**DATA FOR THIS TASK**
━━━

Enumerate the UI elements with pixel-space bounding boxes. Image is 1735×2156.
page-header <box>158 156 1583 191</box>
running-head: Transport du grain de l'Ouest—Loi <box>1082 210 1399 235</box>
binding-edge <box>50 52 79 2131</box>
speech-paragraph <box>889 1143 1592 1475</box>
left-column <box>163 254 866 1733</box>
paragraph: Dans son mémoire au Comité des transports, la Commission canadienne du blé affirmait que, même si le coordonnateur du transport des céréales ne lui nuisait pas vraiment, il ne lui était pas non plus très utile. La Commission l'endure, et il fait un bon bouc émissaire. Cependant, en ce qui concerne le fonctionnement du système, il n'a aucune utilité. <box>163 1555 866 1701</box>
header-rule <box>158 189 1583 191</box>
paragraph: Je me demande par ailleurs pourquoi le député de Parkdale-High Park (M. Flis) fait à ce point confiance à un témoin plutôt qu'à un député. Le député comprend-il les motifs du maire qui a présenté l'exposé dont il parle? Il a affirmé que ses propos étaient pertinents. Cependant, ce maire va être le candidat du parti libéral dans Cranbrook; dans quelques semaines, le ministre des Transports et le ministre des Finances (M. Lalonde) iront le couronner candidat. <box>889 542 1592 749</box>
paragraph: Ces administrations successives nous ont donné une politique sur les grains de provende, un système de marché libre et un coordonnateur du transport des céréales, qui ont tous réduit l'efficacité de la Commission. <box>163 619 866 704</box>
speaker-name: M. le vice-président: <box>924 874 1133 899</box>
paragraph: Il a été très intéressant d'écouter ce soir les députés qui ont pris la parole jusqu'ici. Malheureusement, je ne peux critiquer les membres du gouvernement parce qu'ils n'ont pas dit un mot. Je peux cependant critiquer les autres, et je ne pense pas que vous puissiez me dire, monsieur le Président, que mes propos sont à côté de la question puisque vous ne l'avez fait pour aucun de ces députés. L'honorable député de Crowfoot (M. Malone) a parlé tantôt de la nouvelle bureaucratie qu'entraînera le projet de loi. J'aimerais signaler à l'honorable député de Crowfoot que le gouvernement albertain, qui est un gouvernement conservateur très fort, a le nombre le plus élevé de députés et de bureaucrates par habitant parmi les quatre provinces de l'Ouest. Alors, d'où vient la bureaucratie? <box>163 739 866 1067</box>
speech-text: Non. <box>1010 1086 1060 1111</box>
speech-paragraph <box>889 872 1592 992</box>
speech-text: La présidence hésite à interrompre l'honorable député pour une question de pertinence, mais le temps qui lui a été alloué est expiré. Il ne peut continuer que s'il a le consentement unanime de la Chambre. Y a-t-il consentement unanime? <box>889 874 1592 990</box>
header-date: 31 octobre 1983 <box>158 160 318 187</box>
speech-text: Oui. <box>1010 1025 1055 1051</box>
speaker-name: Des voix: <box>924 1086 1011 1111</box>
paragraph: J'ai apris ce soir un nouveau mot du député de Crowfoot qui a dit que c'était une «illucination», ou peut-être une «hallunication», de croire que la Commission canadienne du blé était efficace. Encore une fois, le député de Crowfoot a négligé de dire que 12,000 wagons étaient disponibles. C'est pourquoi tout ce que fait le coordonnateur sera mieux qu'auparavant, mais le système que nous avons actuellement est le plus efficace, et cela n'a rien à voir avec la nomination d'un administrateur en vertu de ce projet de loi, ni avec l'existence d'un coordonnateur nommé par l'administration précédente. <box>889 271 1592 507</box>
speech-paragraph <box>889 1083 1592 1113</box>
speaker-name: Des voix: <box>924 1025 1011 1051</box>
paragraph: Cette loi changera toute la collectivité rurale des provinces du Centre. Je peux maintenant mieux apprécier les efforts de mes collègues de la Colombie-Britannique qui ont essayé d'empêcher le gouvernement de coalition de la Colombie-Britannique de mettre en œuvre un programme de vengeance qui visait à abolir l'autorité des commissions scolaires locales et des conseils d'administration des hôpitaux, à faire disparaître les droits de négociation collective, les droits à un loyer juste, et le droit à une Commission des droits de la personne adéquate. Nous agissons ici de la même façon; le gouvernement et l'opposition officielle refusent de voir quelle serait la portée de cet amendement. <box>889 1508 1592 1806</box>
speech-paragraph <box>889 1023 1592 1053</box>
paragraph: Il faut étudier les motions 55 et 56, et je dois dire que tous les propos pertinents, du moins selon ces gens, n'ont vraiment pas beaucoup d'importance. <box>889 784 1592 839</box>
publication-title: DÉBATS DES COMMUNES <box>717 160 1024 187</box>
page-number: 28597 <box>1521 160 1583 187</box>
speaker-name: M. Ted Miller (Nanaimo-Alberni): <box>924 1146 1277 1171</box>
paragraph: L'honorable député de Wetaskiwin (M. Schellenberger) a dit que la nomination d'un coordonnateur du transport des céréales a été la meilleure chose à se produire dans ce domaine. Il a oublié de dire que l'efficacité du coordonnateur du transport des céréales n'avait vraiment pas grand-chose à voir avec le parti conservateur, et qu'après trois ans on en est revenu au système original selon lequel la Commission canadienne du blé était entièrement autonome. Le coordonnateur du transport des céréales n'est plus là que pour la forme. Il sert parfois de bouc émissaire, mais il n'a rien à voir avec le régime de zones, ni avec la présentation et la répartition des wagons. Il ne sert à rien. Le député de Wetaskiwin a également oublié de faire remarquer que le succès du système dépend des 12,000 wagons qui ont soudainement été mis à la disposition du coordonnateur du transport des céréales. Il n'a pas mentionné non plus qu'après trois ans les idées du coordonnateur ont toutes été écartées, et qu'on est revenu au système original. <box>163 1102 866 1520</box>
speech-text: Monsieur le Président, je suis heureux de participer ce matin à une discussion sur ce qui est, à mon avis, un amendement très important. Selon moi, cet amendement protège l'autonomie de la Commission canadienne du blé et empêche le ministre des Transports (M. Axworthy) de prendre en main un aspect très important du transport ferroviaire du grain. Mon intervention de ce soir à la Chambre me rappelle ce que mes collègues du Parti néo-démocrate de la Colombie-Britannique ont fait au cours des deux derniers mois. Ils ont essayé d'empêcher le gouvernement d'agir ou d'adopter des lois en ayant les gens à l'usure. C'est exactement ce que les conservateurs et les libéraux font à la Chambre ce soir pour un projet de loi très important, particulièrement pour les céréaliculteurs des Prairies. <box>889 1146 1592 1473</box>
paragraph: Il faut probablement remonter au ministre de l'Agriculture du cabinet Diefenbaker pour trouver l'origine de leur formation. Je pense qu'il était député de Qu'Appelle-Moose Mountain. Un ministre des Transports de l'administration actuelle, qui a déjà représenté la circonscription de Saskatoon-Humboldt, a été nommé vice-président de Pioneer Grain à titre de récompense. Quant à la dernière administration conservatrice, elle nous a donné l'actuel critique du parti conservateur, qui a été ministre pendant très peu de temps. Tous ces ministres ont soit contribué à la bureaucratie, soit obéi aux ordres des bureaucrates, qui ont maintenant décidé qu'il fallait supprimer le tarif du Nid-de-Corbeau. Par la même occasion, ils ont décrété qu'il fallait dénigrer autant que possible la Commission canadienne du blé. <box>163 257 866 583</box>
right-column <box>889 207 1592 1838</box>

━━━

**DIRECTIONS**
Can you repeat every line of the records above, word for word and unchanged?

**SOLUTION TO THE PROBLEM**
Enumerate the UI elements with pixel-space bounding boxes. Image is 1735×2156.
page-header <box>158 156 1583 191</box>
running-head: Transport du grain de l'Ouest—Loi <box>1082 210 1399 235</box>
binding-edge <box>50 52 79 2131</box>
speech-paragraph <box>889 1143 1592 1475</box>
left-column <box>163 254 866 1733</box>
paragraph: Dans son mémoire au Comité des transports, la Commission canadienne du blé affirmait que, même si le coordonnateur du transport des céréales ne lui nuisait pas vraiment, il ne lui était pas non plus très utile. La Commission l'endure, et il fait un bon bouc émissaire. Cependant, en ce qui concerne le fonctionnement du système, il n'a aucune utilité. <box>163 1555 866 1701</box>
header-rule <box>158 189 1583 191</box>
paragraph: Je me demande par ailleurs pourquoi le député de Parkdale-High Park (M. Flis) fait à ce point confiance à un témoin plutôt qu'à un député. Le député comprend-il les motifs du maire qui a présenté l'exposé dont il parle? Il a affirmé que ses propos étaient pertinents. Cependant, ce maire va être le candidat du parti libéral dans Cranbrook; dans quelques semaines, le ministre des Transports et le ministre des Finances (M. Lalonde) iront le couronner candidat. <box>889 542 1592 749</box>
paragraph: Ces administrations successives nous ont donné une politique sur les grains de provende, un système de marché libre et un coordonnateur du transport des céréales, qui ont tous réduit l'efficacité de la Commission. <box>163 619 866 704</box>
speaker-name: M. le vice-président: <box>924 874 1133 899</box>
paragraph: Il a été très intéressant d'écouter ce soir les députés qui ont pris la parole jusqu'ici. Malheureusement, je ne peux critiquer les membres du gouvernement parce qu'ils n'ont pas dit un mot. Je peux cependant critiquer les autres, et je ne pense pas que vous puissiez me dire, monsieur le Président, que mes propos sont à côté de la question puisque vous ne l'avez fait pour aucun de ces députés. L'honorable député de Crowfoot (M. Malone) a parlé tantôt de la nouvelle bureaucratie qu'entraînera le projet de loi. J'aimerais signaler à l'honorable député de Crowfoot que le gouvernement albertain, qui est un gouvernement conservateur très fort, a le nombre le plus élevé de députés et de bureaucrates par habitant parmi les quatre provinces de l'Ouest. Alors, d'où vient la bureaucratie? <box>163 739 866 1067</box>
speech-text: Non. <box>1010 1086 1060 1111</box>
speech-paragraph <box>889 872 1592 992</box>
speech-text: La présidence hésite à interrompre l'honorable député pour une question de pertinence, mais le temps qui lui a été alloué est expiré. Il ne peut continuer que s'il a le consentement unanime de la Chambre. Y a-t-il consentement unanime? <box>889 874 1592 990</box>
header-date: 31 octobre 1983 <box>158 160 318 187</box>
speech-text: Oui. <box>1010 1025 1055 1051</box>
speaker-name: Des voix: <box>924 1086 1011 1111</box>
paragraph: J'ai apris ce soir un nouveau mot du député de Crowfoot qui a dit que c'était une «illucination», ou peut-être une «hallunication», de croire que la Commission canadienne du blé était efficace. Encore une fois, le député de Crowfoot a négligé de dire que 12,000 wagons étaient disponibles. C'est pourquoi tout ce que fait le coordonnateur sera mieux qu'auparavant, mais le système que nous avons actuellement est le plus efficace, et cela n'a rien à voir avec la nomination d'un administrateur en vertu de ce projet de loi, ni avec l'existence d'un coordonnateur nommé par l'administration précédente. <box>889 271 1592 507</box>
speech-paragraph <box>889 1083 1592 1113</box>
speaker-name: Des voix: <box>924 1025 1011 1051</box>
paragraph: Cette loi changera toute la collectivité rurale des provinces du Centre. Je peux maintenant mieux apprécier les efforts de mes collègues de la Colombie-Britannique qui ont essayé d'empêcher le gouvernement de coalition de la Colombie-Britannique de mettre en œuvre un programme de vengeance qui visait à abolir l'autorité des commissions scolaires locales et des conseils d'administration des hôpitaux, à faire disparaître les droits de négociation collective, les droits à un loyer juste, et le droit à une Commission des droits de la personne adéquate. Nous agissons ici de la même façon; le gouvernement et l'opposition officielle refusent de voir quelle serait la portée de cet amendement. <box>889 1508 1592 1806</box>
speech-paragraph <box>889 1023 1592 1053</box>
paragraph: Il faut étudier les motions 55 et 56, et je dois dire que tous les propos pertinents, du moins selon ces gens, n'ont vraiment pas beaucoup d'importance. <box>889 784 1592 839</box>
publication-title: DÉBATS DES COMMUNES <box>717 160 1024 187</box>
page-number: 28597 <box>1521 160 1583 187</box>
speaker-name: M. Ted Miller (Nanaimo-Alberni): <box>924 1146 1277 1171</box>
paragraph: L'honorable député de Wetaskiwin (M. Schellenberger) a dit que la nomination d'un coordonnateur du transport des céréales a été la meilleure chose à se produire dans ce domaine. Il a oublié de dire que l'efficacité du coordonnateur du transport des céréales n'avait vraiment pas grand-chose à voir avec le parti conservateur, et qu'après trois ans on en est revenu au système original selon lequel la Commission canadienne du blé était entièrement autonome. Le coordonnateur du transport des céréales n'est plus là que pour la forme. Il sert parfois de bouc émissaire, mais il n'a rien à voir avec le régime de zones, ni avec la présentation et la répartition des wagons. Il ne sert à rien. Le député de Wetaskiwin a également oublié de faire remarquer que le succès du système dépend des 12,000 wagons qui ont soudainement été mis à la disposition du coordonnateur du transport des céréales. Il n'a pas mentionné non plus qu'après trois ans les idées du coordonnateur ont toutes été écartées, et qu'on est revenu au système original. <box>163 1102 866 1520</box>
speech-text: Monsieur le Président, je suis heureux de participer ce matin à une discussion sur ce qui est, à mon avis, un amendement très important. Selon moi, cet amendement protège l'autonomie de la Commission canadienne du blé et empêche le ministre des Transports (M. Axworthy) de prendre en main un aspect très important du transport ferroviaire du grain. Mon intervention de ce soir à la Chambre me rappelle ce que mes collègues du Parti néo-démocrate de la Colombie-Britannique ont fait au cours des deux derniers mois. Ils ont essayé d'empêcher le gouvernement d'agir ou d'adopter des lois en ayant les gens à l'usure. C'est exactement ce que les conservateurs et les libéraux font à la Chambre ce soir pour un projet de loi très important, particulièrement pour les céréaliculteurs des Prairies. <box>889 1146 1592 1473</box>
paragraph: Il faut probablement remonter au ministre de l'Agriculture du cabinet Diefenbaker pour trouver l'origine de leur formation. Je pense qu'il était député de Qu'Appelle-Moose Mountain. Un ministre des Transports de l'administration actuelle, qui a déjà représenté la circonscription de Saskatoon-Humboldt, a été nommé vice-président de Pioneer Grain à titre de récompense. Quant à la dernière administration conservatrice, elle nous a donné l'actuel critique du parti conservateur, qui a été ministre pendant très peu de temps. Tous ces ministres ont soit contribué à la bureaucratie, soit obéi aux ordres des bureaucrates, qui ont maintenant décidé qu'il fallait supprimer le tarif du Nid-de-Corbeau. Par la même occasion, ils ont décrété qu'il fallait dénigrer autant que possible la Commission canadienne du blé. <box>163 257 866 583</box>
right-column <box>889 207 1592 1838</box>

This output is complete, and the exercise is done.